Problem | Locate all lines with the word "therefore". Copy them.

------------------------------

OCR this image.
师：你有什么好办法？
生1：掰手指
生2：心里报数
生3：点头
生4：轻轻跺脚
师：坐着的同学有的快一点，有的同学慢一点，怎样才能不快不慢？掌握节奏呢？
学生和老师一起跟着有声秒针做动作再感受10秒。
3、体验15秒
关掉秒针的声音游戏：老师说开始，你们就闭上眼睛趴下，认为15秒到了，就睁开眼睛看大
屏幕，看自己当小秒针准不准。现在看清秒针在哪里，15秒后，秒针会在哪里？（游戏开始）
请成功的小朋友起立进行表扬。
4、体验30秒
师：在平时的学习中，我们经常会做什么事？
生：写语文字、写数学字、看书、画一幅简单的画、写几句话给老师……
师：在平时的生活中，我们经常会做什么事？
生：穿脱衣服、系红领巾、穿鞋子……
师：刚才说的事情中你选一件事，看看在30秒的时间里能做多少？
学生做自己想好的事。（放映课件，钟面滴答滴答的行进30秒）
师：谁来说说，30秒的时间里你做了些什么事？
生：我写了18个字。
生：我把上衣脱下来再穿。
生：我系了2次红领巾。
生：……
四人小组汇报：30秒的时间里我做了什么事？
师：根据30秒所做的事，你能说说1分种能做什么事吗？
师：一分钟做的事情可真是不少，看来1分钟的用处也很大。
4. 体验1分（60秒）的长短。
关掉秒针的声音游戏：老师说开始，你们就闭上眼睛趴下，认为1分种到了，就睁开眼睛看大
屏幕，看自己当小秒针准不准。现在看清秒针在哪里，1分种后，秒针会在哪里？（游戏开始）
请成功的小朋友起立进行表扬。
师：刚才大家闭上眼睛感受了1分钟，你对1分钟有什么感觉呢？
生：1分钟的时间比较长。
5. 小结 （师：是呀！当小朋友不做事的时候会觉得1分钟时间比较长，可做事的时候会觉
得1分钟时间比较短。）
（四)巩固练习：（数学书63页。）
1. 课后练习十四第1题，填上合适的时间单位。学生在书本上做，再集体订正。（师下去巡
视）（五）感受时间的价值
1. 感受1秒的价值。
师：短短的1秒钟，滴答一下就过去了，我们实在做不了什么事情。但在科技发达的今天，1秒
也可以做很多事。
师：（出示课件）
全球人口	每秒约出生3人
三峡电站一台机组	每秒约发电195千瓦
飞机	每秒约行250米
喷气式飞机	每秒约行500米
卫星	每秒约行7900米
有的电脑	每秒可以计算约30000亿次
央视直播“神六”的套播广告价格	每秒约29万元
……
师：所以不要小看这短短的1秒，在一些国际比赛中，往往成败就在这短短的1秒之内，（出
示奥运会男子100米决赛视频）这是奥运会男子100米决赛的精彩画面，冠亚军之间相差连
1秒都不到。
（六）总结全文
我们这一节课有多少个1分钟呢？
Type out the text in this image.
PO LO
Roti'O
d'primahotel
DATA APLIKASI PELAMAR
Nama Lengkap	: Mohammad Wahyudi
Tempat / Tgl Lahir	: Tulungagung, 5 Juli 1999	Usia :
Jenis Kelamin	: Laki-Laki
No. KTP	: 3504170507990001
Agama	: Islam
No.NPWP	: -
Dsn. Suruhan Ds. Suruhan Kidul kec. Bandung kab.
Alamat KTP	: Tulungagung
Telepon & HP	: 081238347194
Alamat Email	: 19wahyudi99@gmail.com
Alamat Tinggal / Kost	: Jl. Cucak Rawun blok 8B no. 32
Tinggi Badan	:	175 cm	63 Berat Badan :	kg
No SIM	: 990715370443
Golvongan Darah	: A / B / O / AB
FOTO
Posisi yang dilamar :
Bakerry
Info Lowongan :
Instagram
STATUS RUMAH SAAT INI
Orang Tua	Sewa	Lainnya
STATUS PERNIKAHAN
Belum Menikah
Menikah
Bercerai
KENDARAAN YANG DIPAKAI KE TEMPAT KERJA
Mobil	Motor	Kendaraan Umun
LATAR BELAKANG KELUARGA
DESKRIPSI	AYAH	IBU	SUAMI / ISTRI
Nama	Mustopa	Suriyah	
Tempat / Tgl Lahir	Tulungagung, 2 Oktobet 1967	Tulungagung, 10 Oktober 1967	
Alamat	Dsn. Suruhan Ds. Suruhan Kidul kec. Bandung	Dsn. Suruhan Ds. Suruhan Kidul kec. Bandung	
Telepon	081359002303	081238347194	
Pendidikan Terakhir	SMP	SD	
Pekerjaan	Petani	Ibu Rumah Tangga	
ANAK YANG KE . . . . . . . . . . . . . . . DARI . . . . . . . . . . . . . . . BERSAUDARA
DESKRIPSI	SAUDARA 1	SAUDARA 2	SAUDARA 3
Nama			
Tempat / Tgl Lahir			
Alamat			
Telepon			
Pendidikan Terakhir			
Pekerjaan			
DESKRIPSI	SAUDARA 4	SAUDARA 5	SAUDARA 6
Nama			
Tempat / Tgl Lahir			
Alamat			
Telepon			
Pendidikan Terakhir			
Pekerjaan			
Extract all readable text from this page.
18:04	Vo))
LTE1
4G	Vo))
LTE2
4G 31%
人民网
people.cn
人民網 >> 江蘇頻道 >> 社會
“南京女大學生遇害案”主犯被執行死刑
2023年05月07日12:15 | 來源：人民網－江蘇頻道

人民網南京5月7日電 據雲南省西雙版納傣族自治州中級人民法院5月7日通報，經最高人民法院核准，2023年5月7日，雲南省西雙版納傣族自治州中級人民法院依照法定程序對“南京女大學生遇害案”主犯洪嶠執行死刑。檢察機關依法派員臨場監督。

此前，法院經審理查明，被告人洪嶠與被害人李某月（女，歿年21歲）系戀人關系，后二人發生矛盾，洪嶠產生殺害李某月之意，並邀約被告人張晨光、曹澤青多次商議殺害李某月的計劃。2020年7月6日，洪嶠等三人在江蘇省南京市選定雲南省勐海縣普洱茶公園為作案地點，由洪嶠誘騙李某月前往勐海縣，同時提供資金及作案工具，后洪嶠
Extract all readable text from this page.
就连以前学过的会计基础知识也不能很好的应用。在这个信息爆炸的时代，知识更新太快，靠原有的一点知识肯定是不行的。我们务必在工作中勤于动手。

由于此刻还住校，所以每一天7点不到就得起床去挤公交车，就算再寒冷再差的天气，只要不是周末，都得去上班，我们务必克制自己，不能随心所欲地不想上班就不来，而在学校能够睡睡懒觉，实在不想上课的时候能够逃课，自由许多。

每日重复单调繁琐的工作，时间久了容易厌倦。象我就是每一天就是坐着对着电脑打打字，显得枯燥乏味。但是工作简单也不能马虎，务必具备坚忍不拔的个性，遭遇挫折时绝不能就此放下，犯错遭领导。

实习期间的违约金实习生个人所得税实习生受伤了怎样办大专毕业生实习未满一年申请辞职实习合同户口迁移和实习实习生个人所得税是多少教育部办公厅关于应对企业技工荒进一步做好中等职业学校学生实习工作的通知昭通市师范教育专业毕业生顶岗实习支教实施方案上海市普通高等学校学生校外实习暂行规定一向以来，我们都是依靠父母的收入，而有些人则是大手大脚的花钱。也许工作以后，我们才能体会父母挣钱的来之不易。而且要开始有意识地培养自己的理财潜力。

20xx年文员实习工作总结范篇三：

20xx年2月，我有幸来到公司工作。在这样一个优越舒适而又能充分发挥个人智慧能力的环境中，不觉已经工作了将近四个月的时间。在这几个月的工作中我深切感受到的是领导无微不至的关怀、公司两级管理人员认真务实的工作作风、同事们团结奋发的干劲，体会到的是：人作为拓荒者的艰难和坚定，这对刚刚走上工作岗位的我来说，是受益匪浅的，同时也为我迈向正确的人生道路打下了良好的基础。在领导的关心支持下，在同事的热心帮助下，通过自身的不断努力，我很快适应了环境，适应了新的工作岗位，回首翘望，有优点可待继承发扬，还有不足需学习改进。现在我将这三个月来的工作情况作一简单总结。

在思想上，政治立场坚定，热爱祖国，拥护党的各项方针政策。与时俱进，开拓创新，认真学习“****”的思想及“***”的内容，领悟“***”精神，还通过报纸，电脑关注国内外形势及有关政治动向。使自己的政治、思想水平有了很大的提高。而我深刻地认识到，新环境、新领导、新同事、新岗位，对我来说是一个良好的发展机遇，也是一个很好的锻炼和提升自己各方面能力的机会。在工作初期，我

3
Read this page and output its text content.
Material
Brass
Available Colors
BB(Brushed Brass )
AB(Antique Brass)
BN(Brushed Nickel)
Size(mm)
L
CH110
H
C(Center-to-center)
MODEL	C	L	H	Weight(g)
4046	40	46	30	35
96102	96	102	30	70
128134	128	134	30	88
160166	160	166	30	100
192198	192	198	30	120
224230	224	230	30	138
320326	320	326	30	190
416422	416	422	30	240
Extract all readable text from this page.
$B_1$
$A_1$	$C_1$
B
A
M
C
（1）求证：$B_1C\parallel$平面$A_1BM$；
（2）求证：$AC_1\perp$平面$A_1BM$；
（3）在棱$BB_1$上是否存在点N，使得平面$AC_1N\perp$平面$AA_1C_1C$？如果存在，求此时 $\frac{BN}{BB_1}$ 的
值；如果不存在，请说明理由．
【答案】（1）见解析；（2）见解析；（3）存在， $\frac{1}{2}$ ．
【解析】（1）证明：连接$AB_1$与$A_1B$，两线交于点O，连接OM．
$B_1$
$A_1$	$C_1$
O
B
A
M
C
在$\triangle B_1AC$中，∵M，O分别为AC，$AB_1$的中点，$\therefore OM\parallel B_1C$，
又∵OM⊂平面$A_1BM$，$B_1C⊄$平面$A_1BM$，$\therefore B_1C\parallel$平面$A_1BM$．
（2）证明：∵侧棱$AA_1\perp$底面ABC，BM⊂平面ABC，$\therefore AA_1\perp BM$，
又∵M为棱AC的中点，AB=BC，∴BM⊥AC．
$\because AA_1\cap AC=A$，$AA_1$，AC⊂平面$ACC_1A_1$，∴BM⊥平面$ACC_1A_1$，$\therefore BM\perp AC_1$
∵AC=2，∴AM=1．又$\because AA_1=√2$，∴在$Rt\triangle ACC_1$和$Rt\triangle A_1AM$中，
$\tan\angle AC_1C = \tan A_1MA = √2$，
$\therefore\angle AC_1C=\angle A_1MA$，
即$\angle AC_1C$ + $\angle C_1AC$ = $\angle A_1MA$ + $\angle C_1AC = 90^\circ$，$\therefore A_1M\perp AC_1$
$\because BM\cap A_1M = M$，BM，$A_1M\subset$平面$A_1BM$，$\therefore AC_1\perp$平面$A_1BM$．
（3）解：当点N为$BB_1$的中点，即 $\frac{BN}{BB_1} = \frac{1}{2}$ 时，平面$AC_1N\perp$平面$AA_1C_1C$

------------------------------

Response |
在$\triangle B_1AC$中，∵M，O分别为AC，$AB_1$的中点，$\therefore OM\parallel B_1C$，
又∵OM⊂平面$A_1BM$，$B_1C⊄$平面$A_1BM$，$\therefore B_1C\parallel$平面$A_1BM$．
（2）证明：∵侧棱$AA_1\perp$底面ABC，BM⊂平面ABC，$\therefore AA_1\perp BM$，
$\because AA_1\cap AC=A$，$AA_1$，AC⊂平面$ACC_1A_1$，∴BM⊥平面$ACC_1A_1$，$\therefore BM\perp AC_1$
$\therefore\angle AC_1C=\angle A_1MA$，
即$\angle AC_1C$ + $\angle C_1AC$ = $\angle A_1MA$ + $\angle C_1AC = 90^\circ$，$\therefore A_1M\perp AC_1$
$\because BM\cap A_1M = M$，BM，$A_1M\subset$平面$A_1BM$，$\therefore AC_1\perp$平面$A_1BM$．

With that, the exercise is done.